## YOUR OBJECTIVE
Count lines with the string "Champignons" in them. State the number alone.
-- Start MATERIAL PROVIDED --
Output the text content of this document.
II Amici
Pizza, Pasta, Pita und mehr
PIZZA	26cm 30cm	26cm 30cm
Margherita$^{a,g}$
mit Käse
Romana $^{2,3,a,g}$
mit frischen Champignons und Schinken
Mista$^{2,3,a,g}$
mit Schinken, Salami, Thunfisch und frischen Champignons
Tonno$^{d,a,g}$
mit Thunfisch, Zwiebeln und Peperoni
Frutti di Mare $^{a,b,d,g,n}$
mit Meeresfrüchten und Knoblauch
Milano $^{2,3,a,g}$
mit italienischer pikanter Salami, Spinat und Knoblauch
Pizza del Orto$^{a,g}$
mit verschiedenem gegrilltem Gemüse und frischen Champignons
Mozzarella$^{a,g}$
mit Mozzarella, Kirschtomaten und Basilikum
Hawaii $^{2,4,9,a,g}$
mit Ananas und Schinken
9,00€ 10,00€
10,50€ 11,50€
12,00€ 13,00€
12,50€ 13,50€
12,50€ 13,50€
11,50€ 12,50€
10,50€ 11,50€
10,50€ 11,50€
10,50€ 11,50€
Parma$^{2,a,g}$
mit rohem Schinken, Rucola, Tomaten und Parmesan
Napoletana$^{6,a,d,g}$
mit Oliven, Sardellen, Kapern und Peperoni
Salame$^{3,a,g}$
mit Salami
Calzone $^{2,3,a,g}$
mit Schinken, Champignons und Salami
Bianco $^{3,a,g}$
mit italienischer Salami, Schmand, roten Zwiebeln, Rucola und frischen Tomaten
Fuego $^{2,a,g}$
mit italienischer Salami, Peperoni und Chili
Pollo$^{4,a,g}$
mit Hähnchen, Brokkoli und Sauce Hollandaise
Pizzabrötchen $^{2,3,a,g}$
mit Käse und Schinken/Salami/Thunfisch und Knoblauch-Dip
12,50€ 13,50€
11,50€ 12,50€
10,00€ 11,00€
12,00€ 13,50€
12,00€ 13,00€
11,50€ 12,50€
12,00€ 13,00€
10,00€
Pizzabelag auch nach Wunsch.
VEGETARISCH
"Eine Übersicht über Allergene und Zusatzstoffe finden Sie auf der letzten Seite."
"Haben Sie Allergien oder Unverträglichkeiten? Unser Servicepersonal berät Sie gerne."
-- End MATERIAL PROVIDED --
## TASK RESPONSE
4